» **Task details**:
Select every line in the listing that contains the word "Polygon", and copy those lines out.

[Region and label listings]

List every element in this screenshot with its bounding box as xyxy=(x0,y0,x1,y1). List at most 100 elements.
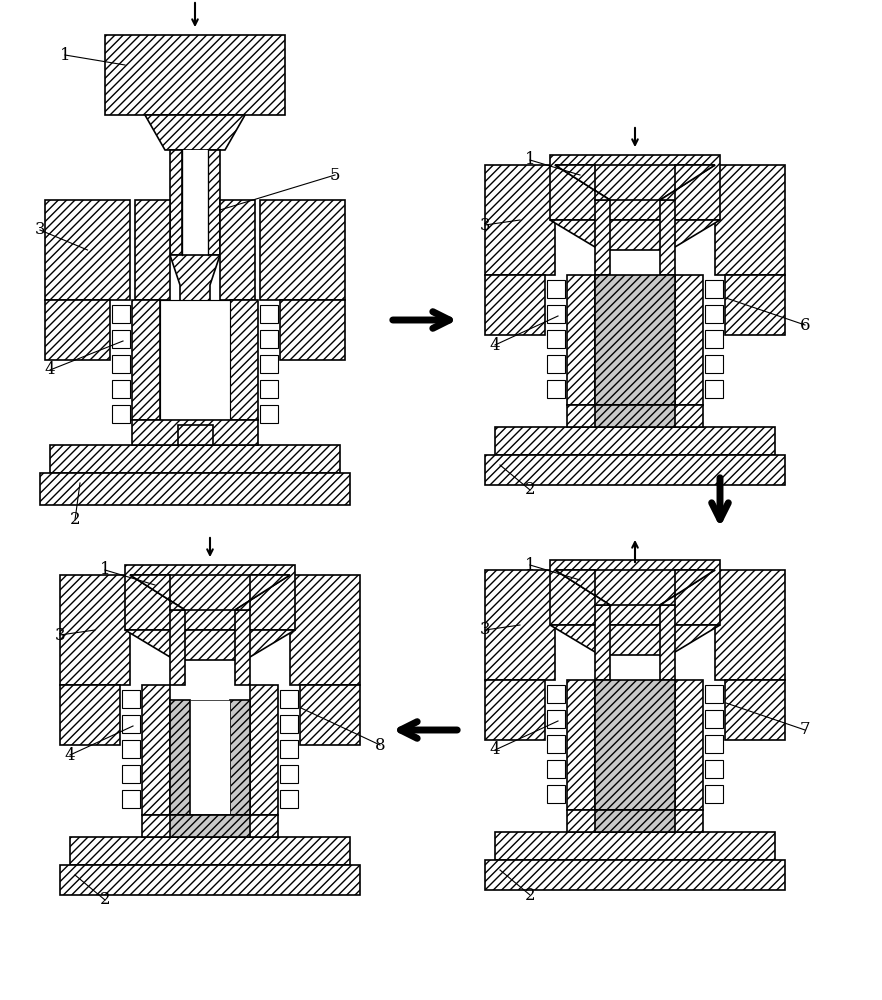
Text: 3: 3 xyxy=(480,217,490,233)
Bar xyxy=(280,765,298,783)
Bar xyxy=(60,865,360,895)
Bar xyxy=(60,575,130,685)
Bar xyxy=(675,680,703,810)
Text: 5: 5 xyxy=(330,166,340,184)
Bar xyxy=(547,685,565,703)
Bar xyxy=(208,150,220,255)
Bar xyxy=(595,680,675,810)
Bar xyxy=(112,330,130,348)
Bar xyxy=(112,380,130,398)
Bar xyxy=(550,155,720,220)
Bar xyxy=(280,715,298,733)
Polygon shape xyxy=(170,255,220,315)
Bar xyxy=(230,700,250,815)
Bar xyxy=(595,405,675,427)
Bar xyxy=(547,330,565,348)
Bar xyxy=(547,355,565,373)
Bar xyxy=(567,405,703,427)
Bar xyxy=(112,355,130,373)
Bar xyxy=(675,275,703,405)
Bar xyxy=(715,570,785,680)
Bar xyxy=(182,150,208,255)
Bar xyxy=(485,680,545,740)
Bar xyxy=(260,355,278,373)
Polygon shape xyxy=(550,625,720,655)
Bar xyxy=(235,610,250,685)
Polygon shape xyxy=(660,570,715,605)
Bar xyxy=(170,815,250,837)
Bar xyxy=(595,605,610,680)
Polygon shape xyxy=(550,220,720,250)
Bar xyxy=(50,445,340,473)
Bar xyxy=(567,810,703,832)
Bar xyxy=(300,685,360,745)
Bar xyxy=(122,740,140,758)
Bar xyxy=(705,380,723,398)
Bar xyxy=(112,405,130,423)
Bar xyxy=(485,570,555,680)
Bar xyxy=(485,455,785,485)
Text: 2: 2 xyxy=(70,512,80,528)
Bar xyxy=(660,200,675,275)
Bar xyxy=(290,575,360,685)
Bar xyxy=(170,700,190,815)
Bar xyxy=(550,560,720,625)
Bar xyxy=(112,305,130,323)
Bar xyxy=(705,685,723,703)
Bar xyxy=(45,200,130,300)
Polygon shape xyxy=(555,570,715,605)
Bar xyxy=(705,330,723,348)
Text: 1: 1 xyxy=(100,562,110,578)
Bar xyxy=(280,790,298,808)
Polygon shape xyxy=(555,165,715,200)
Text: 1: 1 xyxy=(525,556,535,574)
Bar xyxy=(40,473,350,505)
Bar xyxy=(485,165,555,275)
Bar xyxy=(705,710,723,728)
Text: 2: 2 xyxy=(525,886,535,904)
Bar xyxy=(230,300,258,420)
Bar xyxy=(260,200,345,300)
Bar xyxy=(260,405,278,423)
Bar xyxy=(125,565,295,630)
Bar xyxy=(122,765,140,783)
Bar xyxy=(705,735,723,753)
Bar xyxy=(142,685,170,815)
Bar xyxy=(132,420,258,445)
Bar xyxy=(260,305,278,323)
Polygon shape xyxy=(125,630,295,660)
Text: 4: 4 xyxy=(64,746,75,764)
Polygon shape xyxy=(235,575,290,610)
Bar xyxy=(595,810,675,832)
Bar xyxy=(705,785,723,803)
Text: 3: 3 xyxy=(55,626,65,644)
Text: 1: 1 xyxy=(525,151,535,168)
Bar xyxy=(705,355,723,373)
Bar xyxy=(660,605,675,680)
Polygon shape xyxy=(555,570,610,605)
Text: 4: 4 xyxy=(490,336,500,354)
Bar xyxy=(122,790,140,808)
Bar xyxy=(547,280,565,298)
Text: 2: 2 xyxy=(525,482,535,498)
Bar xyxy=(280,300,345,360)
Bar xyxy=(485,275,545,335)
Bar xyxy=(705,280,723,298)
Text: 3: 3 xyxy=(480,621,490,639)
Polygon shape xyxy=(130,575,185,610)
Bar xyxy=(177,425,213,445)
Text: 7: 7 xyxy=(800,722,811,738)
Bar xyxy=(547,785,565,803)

» **Right answer**:
Polygon shape xyxy=(170,255,220,315)
Polygon shape xyxy=(550,625,720,655)
Polygon shape xyxy=(660,570,715,605)
Polygon shape xyxy=(550,220,720,250)
Polygon shape xyxy=(555,570,715,605)
Polygon shape xyxy=(555,165,715,200)
Polygon shape xyxy=(125,630,295,660)
Polygon shape xyxy=(235,575,290,610)
Polygon shape xyxy=(555,570,610,605)
Polygon shape xyxy=(130,575,185,610)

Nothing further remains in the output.